=== Written instruction ===
All of the records below must be output exactly, with no pictures carried over.

____ Record extracts

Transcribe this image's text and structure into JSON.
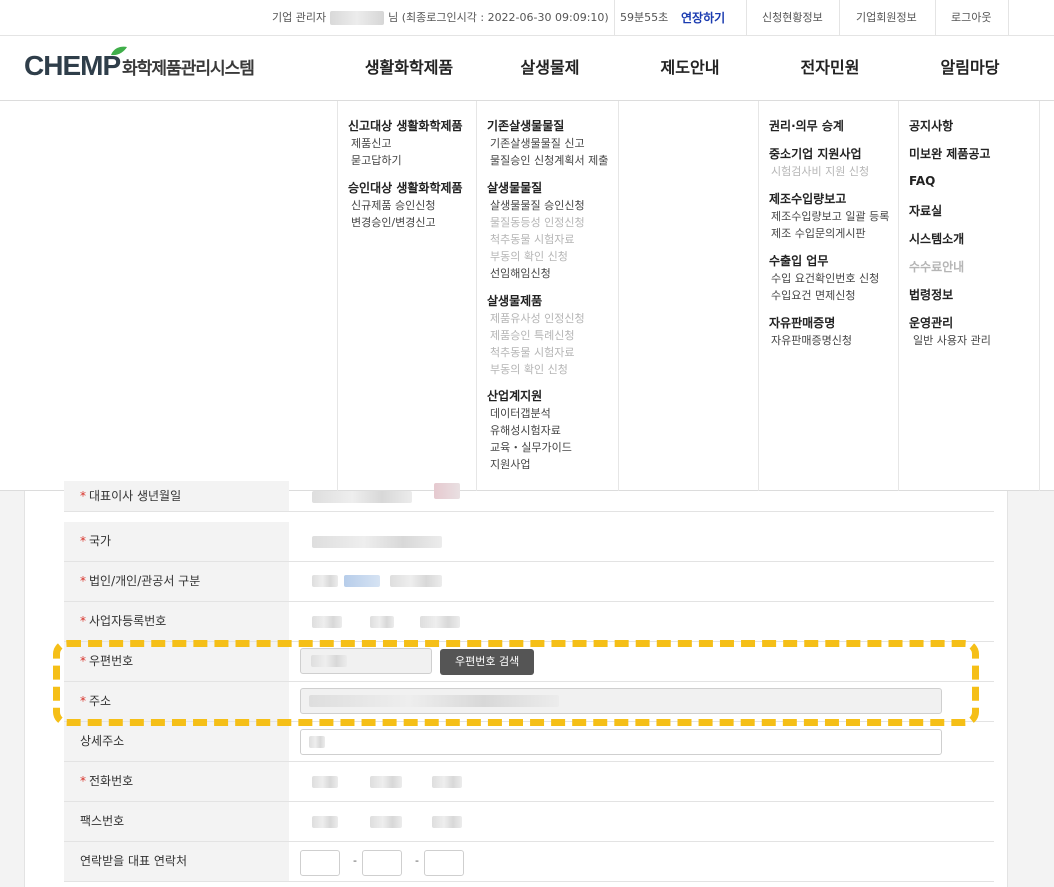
{
  "topbar": {
    "role_label": "기업 관리자",
    "name_suffix": "님",
    "last_login": "(최종로그인시각 : 2022-06-30 09:09:10)",
    "timer": "59분55초",
    "extend_label": "연장하기",
    "links": [
      "신청현황정보",
      "기업회원정보",
      "로그아웃"
    ]
  },
  "logo": {
    "brand_prefix": "CHEM",
    "brand_p": "P",
    "subtitle": "화학제품관리시스템"
  },
  "nav": [
    "생활화학제품",
    "살생물제",
    "제도안내",
    "전자민원",
    "알림마당"
  ],
  "mega": {
    "col1": {
      "groups": [
        {
          "title": "신고대상 생활화학제품",
          "items": [
            "제품신고",
            "묻고답하기"
          ]
        },
        {
          "title": "승인대상 생활화학제품",
          "items": [
            "신규제품 승인신청",
            "변경승인/변경신고"
          ]
        }
      ]
    },
    "col2": {
      "groups": [
        {
          "title": "기존살생물물질",
          "items": [
            "기존살생물물질 신고",
            "물질승인 신청계획서 제출"
          ]
        },
        {
          "title": "살생물물질",
          "items": [
            "살생물물질 승인신청",
            "물질동등성 인정신청",
            "척추동물 시험자료",
            "부동의 확인 신청",
            "선임해임신청"
          ]
        },
        {
          "title": "살생물제품",
          "items": [
            "제품유사성 인정신청",
            "제품승인 특례신청",
            "척추동물 시험자료",
            "부동의 확인 신청"
          ]
        },
        {
          "title": "산업계지원",
          "items": [
            "데이터갭분석",
            "유해성시험자료",
            "교육・실무가이드",
            "지원사업"
          ]
        }
      ]
    },
    "col4": {
      "groups": [
        {
          "title": "권리·의무 승계",
          "items": []
        },
        {
          "title": "중소기업 지원사업",
          "items": [
            "시험검사비 지원 신청"
          ]
        },
        {
          "title": "제조수입량보고",
          "items": [
            "제조수입량보고 일괄 등록",
            "제조 수입문의게시판"
          ]
        },
        {
          "title": "수출입 업무",
          "items": [
            "수입 요건확인번호 신청",
            "수입요건 면제신청"
          ]
        },
        {
          "title": "자유판매증명",
          "items": [
            "자유판매증명신청"
          ]
        }
      ]
    },
    "col5": {
      "items": [
        "공지사항",
        "미보완 제품공고",
        "FAQ",
        "자료실",
        "시스템소개",
        "수수료안내",
        "법령정보",
        "운영관리"
      ],
      "sub_item": "일반 사용자 관리"
    }
  },
  "form": {
    "rows": [
      {
        "label": "대표이사 생년월일",
        "required": true
      },
      {
        "label": "국가",
        "required": true
      },
      {
        "label": "법인/개인/관공서 구분",
        "required": true
      },
      {
        "label": "사업자등록번호",
        "required": true
      },
      {
        "label": "우편번호",
        "required": true
      },
      {
        "label": "주소",
        "required": true
      },
      {
        "label": "상세주소",
        "required": false
      },
      {
        "label": "전화번호",
        "required": true
      },
      {
        "label": "팩스번호",
        "required": false
      },
      {
        "label": "연락받을 대표 연락처",
        "required": false
      }
    ],
    "required_mark": "*",
    "zip_search_label": "우편번호 검색",
    "dash": "-"
  },
  "colors": {
    "accent_blue": "#1a3bb0",
    "required_red": "#d8322a",
    "highlight_yellow": "#f5bf17",
    "logo_green": "#3fae49"
  }
}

________

=== Reply to the task ===
Transcribe this image's text and structure into JSON.
{
  "topbar": {
    "role_label": "기업 관리자",
    "name_suffix": "님",
    "last_login": "(최종로그인시각 : 2022-06-30 09:09:10)",
    "timer": "59분55초",
    "extend_label": "연장하기",
    "links": [
      "신청현황정보",
      "기업회원정보",
      "로그아웃"
    ]
  },
  "logo": {
    "brand_prefix": "CHEM",
    "brand_p": "P",
    "subtitle": "화학제품관리시스템"
  },
  "nav": [
    "생활화학제품",
    "살생물제",
    "제도안내",
    "전자민원",
    "알림마당"
  ],
  "mega": {
    "col1": {
      "groups": [
        {
          "title": "신고대상 생활화학제품",
          "items": [
            "제품신고",
            "묻고답하기"
          ]
        },
        {
          "title": "승인대상 생활화학제품",
          "items": [
            "신규제품 승인신청",
            "변경승인/변경신고"
          ]
        }
      ]
    },
    "col2": {
      "groups": [
        {
          "title": "기존살생물물질",
          "items": [
            "기존살생물물질 신고",
            "물질승인 신청계획서 제출"
          ]
        },
        {
          "title": "살생물물질",
          "items": [
            "살생물물질 승인신청",
            "물질동등성 인정신청",
            "척추동물 시험자료",
            "부동의 확인 신청",
            "선임해임신청"
          ]
        },
        {
          "title": "살생물제품",
          "items": [
            "제품유사성 인정신청",
            "제품승인 특례신청",
            "척추동물 시험자료",
            "부동의 확인 신청"
          ]
        },
        {
          "title": "산업계지원",
          "items": [
            "데이터갭분석",
            "유해성시험자료",
            "교육・실무가이드",
            "지원사업"
          ]
        }
      ]
    },
    "col4": {
      "groups": [
        {
          "title": "권리·의무 승계",
          "items": []
        },
        {
          "title": "중소기업 지원사업",
          "items": [
            "시험검사비 지원 신청"
          ]
        },
        {
          "title": "제조수입량보고",
          "items": [
            "제조수입량보고 일괄 등록",
            "제조 수입문의게시판"
          ]
        },
        {
          "title": "수출입 업무",
          "items": [
            "수입 요건확인번호 신청",
            "수입요건 면제신청"
          ]
        },
        {
          "title": "자유판매증명",
          "items": [
            "자유판매증명신청"
          ]
        }
      ]
    },
    "col5": {
      "items": [
        "공지사항",
        "미보완 제품공고",
        "FAQ",
        "자료실",
        "시스템소개",
        "수수료안내",
        "법령정보",
        "운영관리"
      ],
      "sub_item": "일반 사용자 관리"
    }
  },
  "form": {
    "rows": [
      {
        "label": "대표이사 생년월일",
        "required": true
      },
      {
        "label": "국가",
        "required": true
      },
      {
        "label": "법인/개인/관공서 구분",
        "required": true
      },
      {
        "label": "사업자등록번호",
        "required": true
      },
      {
        "label": "우편번호",
        "required": true
      },
      {
        "label": "주소",
        "required": true
      },
      {
        "label": "상세주소",
        "required": false
      },
      {
        "label": "전화번호",
        "required": true
      },
      {
        "label": "팩스번호",
        "required": false
      },
      {
        "label": "연락받을 대표 연락처",
        "required": false
      }
    ],
    "required_mark": "*",
    "zip_search_label": "우편번호 검색",
    "dash": "-"
  },
  "colors": {
    "accent_blue": "#1a3bb0",
    "required_red": "#d8322a",
    "highlight_yellow": "#f5bf17",
    "logo_green": "#3fae49"
  }
}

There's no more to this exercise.